### WHAT YOU WILL DO
Look for the string "right" in the lines and copy each line that has it.
— begin RECORDED INFORMATION —
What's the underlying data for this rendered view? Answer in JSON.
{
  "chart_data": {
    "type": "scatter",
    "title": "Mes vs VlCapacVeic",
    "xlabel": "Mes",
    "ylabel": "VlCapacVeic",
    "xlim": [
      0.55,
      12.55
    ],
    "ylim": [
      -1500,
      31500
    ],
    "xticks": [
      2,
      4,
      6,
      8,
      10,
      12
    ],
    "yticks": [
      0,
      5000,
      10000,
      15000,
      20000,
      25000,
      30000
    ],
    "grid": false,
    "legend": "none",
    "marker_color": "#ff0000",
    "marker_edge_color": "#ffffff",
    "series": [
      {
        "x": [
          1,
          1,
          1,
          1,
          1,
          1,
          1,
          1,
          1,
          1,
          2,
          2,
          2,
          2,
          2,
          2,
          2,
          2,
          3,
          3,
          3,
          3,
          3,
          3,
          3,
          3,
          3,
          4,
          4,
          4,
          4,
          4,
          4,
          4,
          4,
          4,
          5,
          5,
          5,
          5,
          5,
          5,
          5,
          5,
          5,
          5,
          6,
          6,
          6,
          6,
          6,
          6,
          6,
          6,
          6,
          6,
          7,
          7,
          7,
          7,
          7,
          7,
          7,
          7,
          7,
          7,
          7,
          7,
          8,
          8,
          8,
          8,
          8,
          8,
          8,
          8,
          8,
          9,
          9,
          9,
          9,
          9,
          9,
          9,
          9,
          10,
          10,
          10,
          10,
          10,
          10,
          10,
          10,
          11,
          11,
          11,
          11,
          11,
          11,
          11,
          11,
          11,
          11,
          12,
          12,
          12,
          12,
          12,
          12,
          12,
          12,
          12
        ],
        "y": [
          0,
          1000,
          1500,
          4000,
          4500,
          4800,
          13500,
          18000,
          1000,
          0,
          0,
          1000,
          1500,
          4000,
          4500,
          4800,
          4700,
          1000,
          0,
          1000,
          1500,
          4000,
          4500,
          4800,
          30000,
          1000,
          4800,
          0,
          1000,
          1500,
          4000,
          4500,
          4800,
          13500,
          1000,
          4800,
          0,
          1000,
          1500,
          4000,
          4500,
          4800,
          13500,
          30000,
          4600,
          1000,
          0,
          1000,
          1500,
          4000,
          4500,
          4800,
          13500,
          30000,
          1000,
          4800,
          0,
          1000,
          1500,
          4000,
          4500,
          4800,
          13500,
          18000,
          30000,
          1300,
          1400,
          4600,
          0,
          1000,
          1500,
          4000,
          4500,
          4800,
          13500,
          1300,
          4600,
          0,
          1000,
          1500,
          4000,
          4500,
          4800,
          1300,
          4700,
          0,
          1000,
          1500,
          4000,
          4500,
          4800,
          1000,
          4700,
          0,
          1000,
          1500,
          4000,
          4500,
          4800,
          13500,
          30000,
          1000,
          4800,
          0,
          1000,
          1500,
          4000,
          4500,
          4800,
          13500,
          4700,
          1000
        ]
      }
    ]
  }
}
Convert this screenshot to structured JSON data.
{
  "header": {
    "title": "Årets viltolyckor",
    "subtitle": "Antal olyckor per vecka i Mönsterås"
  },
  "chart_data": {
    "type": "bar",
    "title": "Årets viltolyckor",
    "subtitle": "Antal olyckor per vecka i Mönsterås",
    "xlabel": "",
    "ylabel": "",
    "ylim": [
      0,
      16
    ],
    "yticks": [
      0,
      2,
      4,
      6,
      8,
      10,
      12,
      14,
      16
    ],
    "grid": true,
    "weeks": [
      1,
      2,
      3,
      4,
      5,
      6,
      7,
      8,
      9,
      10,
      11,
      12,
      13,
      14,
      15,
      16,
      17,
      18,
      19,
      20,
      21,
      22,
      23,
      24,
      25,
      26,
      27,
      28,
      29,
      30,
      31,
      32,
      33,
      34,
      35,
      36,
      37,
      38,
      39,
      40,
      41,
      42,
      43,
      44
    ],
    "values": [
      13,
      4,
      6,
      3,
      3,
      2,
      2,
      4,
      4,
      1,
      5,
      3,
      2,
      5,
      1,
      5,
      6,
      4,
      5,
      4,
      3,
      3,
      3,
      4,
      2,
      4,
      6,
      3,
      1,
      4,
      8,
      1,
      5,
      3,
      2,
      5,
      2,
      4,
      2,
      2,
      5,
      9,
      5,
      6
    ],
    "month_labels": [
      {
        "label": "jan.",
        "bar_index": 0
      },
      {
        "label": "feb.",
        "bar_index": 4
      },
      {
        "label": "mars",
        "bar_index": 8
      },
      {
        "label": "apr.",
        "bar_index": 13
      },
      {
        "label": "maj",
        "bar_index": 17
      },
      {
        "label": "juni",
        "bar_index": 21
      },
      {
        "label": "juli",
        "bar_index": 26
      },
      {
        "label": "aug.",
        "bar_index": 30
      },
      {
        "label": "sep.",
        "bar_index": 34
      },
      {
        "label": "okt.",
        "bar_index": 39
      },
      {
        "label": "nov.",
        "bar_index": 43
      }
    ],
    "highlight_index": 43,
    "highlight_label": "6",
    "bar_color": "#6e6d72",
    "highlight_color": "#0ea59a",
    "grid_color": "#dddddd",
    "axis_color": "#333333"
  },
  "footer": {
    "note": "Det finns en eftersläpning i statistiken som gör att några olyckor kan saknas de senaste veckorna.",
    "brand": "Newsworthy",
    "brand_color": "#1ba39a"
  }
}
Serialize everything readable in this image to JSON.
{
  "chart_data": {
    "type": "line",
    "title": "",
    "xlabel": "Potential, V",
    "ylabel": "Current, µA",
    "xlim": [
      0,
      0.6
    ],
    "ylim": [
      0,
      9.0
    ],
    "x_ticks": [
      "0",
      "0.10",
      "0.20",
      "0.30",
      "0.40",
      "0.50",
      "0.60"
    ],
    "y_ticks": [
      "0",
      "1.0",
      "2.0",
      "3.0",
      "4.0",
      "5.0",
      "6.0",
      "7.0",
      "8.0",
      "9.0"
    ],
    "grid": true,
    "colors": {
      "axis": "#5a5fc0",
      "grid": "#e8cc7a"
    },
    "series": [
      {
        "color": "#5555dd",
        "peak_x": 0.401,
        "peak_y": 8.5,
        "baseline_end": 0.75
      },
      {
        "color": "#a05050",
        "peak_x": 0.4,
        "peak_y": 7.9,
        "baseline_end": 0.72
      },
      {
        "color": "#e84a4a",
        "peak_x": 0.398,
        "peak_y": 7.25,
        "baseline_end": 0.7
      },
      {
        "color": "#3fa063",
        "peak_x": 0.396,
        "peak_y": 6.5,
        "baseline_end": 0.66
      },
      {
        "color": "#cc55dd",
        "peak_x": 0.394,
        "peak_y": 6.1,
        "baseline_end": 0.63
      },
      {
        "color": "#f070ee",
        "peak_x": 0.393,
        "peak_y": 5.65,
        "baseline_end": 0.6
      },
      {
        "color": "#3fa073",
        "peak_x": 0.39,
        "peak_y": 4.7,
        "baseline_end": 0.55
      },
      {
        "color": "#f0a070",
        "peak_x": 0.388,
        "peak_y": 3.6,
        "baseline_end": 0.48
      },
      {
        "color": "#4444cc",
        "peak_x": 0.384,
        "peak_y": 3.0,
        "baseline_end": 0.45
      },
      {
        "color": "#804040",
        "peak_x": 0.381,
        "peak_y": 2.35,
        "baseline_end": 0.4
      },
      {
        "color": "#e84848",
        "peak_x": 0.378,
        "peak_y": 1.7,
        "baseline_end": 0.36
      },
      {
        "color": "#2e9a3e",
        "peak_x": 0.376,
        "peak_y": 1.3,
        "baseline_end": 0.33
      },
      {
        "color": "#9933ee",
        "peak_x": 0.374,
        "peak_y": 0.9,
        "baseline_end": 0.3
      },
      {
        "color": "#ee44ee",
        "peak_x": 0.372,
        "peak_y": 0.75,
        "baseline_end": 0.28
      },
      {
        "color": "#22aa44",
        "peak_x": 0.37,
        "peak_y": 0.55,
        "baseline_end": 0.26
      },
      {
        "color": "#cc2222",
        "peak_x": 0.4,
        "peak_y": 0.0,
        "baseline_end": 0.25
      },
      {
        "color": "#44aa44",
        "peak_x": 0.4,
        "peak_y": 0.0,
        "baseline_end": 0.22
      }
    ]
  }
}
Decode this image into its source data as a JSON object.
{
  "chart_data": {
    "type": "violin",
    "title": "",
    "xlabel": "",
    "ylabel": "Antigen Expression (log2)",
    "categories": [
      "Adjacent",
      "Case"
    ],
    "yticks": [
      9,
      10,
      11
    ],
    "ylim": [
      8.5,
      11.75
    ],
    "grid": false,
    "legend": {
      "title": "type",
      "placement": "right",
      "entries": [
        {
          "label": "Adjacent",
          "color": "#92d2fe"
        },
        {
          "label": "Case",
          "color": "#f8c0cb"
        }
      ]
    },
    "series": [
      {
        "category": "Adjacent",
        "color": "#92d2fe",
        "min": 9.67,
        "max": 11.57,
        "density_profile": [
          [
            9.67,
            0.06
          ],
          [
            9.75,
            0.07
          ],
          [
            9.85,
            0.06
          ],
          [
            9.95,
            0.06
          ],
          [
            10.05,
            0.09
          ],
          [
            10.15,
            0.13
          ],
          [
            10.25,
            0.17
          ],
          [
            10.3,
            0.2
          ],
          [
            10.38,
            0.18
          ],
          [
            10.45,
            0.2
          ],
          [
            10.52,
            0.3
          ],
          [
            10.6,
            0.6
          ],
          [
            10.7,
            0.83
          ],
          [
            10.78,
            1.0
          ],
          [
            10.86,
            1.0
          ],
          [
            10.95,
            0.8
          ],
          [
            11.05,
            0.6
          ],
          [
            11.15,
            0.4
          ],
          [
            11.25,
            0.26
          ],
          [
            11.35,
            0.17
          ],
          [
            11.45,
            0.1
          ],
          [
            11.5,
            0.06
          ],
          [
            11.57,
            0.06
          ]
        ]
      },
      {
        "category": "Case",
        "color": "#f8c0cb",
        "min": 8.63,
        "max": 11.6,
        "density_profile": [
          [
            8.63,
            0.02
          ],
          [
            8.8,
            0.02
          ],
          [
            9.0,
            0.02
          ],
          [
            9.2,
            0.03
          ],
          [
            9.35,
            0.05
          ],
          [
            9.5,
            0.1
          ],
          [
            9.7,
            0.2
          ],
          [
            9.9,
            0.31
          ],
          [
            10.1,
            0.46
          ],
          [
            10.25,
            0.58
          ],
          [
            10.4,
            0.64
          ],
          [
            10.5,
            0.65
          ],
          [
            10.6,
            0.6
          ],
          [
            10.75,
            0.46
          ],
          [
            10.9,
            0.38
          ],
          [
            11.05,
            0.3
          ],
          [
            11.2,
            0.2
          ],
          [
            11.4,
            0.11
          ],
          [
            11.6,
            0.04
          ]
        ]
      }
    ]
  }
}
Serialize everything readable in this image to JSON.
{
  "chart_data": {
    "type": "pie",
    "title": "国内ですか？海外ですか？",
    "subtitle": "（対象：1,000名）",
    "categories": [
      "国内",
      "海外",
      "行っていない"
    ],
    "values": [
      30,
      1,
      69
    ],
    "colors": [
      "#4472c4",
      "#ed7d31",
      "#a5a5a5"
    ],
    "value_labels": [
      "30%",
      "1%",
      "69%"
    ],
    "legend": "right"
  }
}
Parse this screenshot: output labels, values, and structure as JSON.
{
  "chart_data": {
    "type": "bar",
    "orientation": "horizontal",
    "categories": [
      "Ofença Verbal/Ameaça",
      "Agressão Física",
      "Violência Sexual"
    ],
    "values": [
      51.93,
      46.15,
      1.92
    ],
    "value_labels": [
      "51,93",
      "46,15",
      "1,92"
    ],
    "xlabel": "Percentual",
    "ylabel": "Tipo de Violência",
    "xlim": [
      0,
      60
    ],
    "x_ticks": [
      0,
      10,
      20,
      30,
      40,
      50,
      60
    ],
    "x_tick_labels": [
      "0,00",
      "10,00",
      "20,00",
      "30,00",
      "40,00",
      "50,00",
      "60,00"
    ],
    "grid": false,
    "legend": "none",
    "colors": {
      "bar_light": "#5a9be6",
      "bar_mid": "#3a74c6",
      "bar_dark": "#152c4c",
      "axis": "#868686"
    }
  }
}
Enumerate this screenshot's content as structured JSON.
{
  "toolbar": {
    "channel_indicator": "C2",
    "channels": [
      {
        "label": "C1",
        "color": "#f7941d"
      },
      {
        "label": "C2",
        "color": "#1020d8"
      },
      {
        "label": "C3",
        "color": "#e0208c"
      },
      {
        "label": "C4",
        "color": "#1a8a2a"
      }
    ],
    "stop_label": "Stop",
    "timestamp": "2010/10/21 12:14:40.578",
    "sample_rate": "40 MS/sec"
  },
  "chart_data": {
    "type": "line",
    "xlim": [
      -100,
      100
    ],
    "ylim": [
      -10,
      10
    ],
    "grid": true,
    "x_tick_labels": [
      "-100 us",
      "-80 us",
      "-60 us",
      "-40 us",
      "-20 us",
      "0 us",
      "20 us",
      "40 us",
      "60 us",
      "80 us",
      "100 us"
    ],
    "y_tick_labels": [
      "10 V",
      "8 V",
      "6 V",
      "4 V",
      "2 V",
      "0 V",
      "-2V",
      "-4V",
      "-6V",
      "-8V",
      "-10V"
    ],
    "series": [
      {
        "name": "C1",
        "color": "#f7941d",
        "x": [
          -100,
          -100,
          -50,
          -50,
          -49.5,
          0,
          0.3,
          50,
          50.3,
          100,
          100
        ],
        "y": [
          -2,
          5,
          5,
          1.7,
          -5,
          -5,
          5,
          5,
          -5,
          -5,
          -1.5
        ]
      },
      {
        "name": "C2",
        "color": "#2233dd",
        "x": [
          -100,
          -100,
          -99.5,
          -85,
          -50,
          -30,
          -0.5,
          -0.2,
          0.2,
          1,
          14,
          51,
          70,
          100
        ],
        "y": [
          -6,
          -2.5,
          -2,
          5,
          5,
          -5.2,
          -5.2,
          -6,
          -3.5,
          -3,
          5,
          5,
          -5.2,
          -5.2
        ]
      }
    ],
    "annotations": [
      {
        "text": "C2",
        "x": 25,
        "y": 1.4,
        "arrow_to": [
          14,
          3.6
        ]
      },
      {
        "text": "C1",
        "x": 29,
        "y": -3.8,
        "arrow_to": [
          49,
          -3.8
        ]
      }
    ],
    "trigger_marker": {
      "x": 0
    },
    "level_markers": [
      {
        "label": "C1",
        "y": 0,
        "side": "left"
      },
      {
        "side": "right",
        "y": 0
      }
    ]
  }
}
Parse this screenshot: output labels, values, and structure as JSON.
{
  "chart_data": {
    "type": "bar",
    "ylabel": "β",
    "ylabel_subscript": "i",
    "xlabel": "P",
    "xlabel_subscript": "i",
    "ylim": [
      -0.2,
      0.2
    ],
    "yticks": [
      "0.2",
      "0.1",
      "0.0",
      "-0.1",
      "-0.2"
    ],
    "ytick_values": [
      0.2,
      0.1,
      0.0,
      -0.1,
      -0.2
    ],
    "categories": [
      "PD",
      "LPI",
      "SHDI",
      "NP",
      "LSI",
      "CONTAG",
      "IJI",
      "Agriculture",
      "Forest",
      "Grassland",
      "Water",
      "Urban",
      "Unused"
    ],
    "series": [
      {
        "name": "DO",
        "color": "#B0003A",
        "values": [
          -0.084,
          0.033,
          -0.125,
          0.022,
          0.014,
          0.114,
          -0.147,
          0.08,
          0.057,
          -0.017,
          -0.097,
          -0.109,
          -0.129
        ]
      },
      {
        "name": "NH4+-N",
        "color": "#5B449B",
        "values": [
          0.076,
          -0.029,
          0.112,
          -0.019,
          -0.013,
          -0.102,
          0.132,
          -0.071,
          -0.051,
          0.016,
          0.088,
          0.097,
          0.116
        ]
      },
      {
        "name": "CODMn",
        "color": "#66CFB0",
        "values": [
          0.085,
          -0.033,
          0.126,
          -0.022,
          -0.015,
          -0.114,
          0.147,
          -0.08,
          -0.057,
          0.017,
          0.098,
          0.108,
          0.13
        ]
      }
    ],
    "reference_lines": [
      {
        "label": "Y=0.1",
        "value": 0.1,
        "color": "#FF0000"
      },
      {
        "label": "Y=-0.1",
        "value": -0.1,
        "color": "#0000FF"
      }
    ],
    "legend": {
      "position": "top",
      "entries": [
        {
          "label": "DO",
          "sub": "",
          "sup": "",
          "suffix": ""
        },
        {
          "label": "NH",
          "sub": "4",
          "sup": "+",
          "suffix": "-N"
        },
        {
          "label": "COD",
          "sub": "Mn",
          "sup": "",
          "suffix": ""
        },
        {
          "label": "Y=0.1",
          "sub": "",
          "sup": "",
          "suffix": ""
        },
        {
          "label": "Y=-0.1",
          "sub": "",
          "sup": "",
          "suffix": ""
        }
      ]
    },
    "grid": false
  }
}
— end RECORDED INFORMATION —
### EXERCISE ANSWER
      "placement": "right",
    "legend": "right"
        "side": "right",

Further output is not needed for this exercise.